**Problem:**
Reproduce every line of the material below that contains the string "divider", treating uppercase and lowercase letters as distinct.

(Region annotation records)
/---
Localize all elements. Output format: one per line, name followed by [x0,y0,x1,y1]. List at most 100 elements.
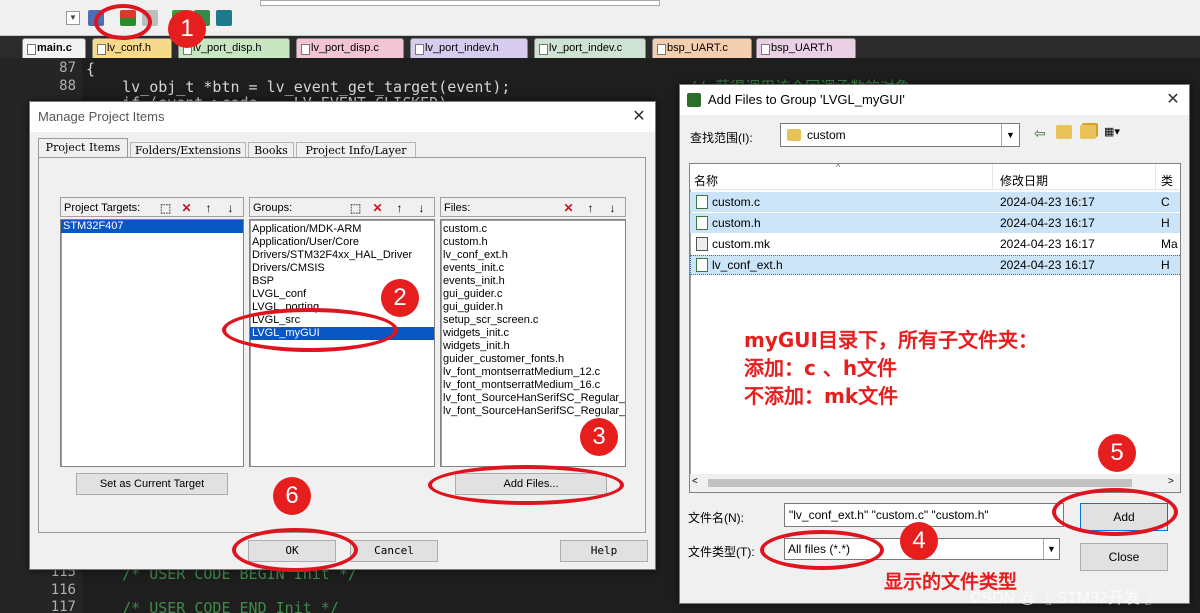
list-item[interactable]: guider_customer_fonts.h [441,353,625,366]
sort-up-icon: ^ [836,163,841,172]
list-item[interactable]: lv_font_SourceHanSerifSC_Regular_1 [441,405,625,418]
delete-target-icon[interactable]: ✕ [179,201,194,216]
step-badge-5: 5 [1098,434,1136,472]
list-item[interactable]: lv_font_montserratMedium_16.c [441,379,625,392]
col-divider[interactable] [992,164,993,190]
new-target-icon[interactable]: ⬚ [158,201,173,216]
project-targets-label: Project Targets: [64,202,141,214]
file-tab-bsp-uart-c[interactable]: bsp_UART.c [652,38,752,58]
col-divider[interactable] [1155,164,1156,190]
folder-icon [787,129,801,141]
annotation-note-line-1: myGUI目录下，所有子文件夹： [744,328,1038,352]
list-item[interactable]: Drivers/STM32F4xx_HAL_Driver [250,249,434,262]
list-item[interactable]: gui_guider.h [441,301,625,314]
file-name: custom.mk [712,237,771,251]
cancel-button[interactable]: Cancel [350,540,438,562]
list-item[interactable]: widgets_init.c [441,327,625,340]
line-number: 87 [59,60,76,76]
new-folder-icon[interactable] [1080,125,1096,139]
list-item[interactable]: lv_font_montserratMedium_12.c [441,366,625,379]
close-button[interactable]: Close [1080,543,1168,571]
scroll-right-icon[interactable]: > [1168,476,1174,487]
file-tab-bsp-uart-h[interactable]: bsp_UART.h [756,38,856,58]
move-down-icon[interactable]: ↓ [223,201,238,216]
help-button[interactable]: Help [560,540,648,562]
close-icon[interactable]: ✕ [1157,85,1189,115]
list-item[interactable]: Drivers/CMSIS [250,262,434,275]
file-row[interactable]: custom.h 2024-04-23 16:17 H [690,213,1180,233]
up-folder-icon[interactable] [1056,125,1072,139]
watermark: CSDN @〖 STM32开发 〗 [970,590,1161,607]
step-badge-3: 3 [580,418,618,456]
file-date: 2024-04-23 16:17 [1000,237,1095,251]
list-header: ^ 名称 修改日期 类 [690,163,1180,190]
tab-project-info-layer[interactable]: Project Info/Layer [296,142,416,158]
file-row[interactable]: custom.c 2024-04-23 16:17 C [690,192,1180,212]
file-tab-lv-port-indev-c[interactable]: lv_port_indev.c [534,38,646,58]
close-icon[interactable]: ✕ [623,102,655,132]
col-header-type[interactable]: 类 [1161,172,1173,189]
scroll-thumb[interactable] [708,479,1132,487]
file-tab-lv-port-disp-c[interactable]: lv_port_disp.c [296,38,404,58]
list-item[interactable]: Application/User/Core [250,236,434,249]
list-item[interactable]: custom.h [441,236,625,249]
delete-file-icon[interactable]: ✕ [561,201,576,216]
line-number: 117 [50,599,76,613]
list-item[interactable]: lv_font_SourceHanSerifSC_Regular_1 [441,392,625,405]
list-item[interactable]: gui_guider.c [441,288,625,301]
file-row[interactable]: custom.mk 2024-04-23 16:17 Ma [690,234,1180,254]
delete-group-icon[interactable]: ✕ [370,201,385,216]
list-item[interactable]: STM32F407 [61,220,243,233]
annotation-ring-add [1052,488,1178,536]
code-line: /* USER CODE END Init */ [86,599,339,613]
filetype-label: 文件类型(T): [688,545,755,559]
project-targets-list[interactable]: STM32F407 [60,219,244,467]
list-item[interactable]: lv_conf_ext.h [441,249,625,262]
groups-header: Groups: ⬚ ✕ ↑ ↓ [249,197,435,217]
file-tab-lv-port-indev-h[interactable]: lv_port_indev.h [410,38,528,58]
chevron-down-icon[interactable]: ▼ [1001,124,1019,146]
set-as-current-target-button[interactable]: Set as Current Target [76,473,228,495]
manage-rte-icon[interactable] [216,10,232,26]
toolbar-field[interactable] [260,0,660,6]
annotation-ring-add-files [428,465,624,505]
col-header-date[interactable]: 修改日期 [1000,172,1048,189]
file-name: custom.h [712,216,761,230]
view-menu-icon[interactable]: ▦▾ [1104,125,1132,139]
tab-project-items[interactable]: Project Items [38,138,128,158]
tab-books[interactable]: Books [248,142,294,158]
list-item[interactable]: custom.c [441,223,625,236]
move-down-icon[interactable]: ↓ [605,201,620,216]
project-targets-header: Project Targets: ⬚ ✕ ↑ ↓ [60,197,244,217]
back-icon[interactable]: ⇦ [1034,125,1046,142]
h-file-icon [696,216,708,230]
file-row[interactable]: lv_conf_ext.h 2024-04-23 16:17 H [690,255,1180,275]
step-badge-1: 1 [168,10,206,48]
file-tab-lv-conf-h[interactable]: lv_conf.h [92,38,172,58]
filename-value: "lv_conf_ext.h" "custom.c" "custom.h" [789,508,989,522]
file-date: 2024-04-23 16:17 [1000,195,1095,209]
list-item[interactable]: events_init.c [441,262,625,275]
files-label: Files: [444,202,471,214]
file-name: lv_conf_ext.h [712,258,783,272]
annotation-ring-toolbar [94,4,152,40]
chevron-down-icon[interactable]: ▼ [1043,539,1059,559]
move-up-icon[interactable]: ↑ [201,201,216,216]
tab-folders-extensions[interactable]: Folders/Extensions [130,142,246,158]
move-up-icon[interactable]: ↑ [392,201,407,216]
move-down-icon[interactable]: ↓ [414,201,429,216]
file-tab-main-c[interactable]: main.c [22,38,86,58]
line-number: 116 [50,582,76,598]
list-item[interactable]: events_init.h [441,275,625,288]
list-item[interactable]: widgets_init.h [441,340,625,353]
lookin-select[interactable]: custom ▼ [780,123,1020,147]
dropdown-arrow-icon[interactable]: ▼ [66,11,80,25]
file-type: Ma [1161,237,1178,251]
list-item[interactable]: Application/MDK-ARM [250,223,434,236]
col-header-name[interactable]: 名称 [694,172,718,189]
file-type: H [1161,216,1170,230]
move-up-icon[interactable]: ↑ [583,201,598,216]
list-item[interactable]: setup_scr_screen.c [441,314,625,327]
scroll-left-icon[interactable]: < [692,476,698,487]
new-group-icon[interactable]: ⬚ [348,201,363,216]
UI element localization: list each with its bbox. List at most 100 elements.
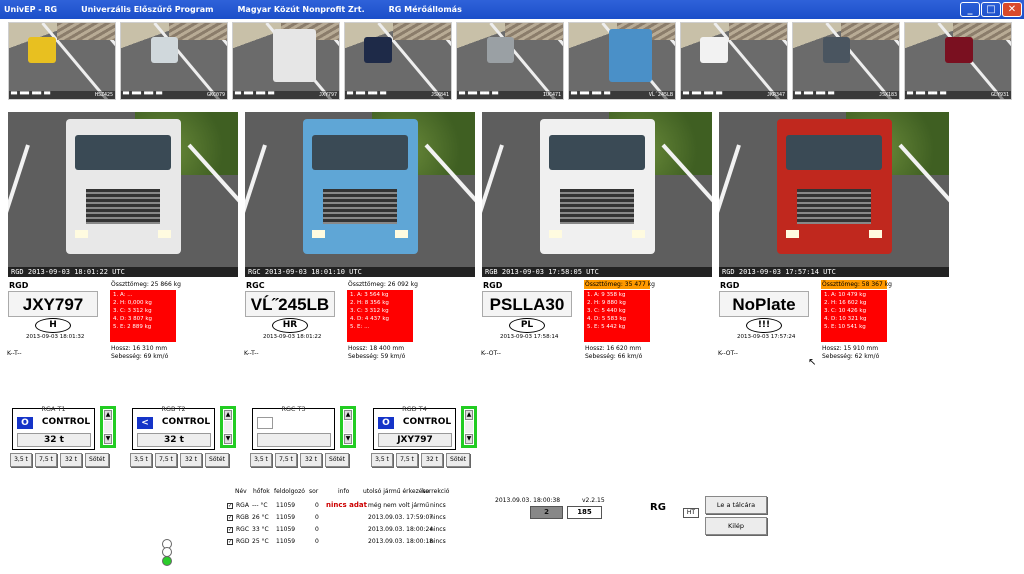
\---
**Solution to the problem:**
col-divider[interactable] [992,164,993,190]
col-divider[interactable] [1155,164,1156,190]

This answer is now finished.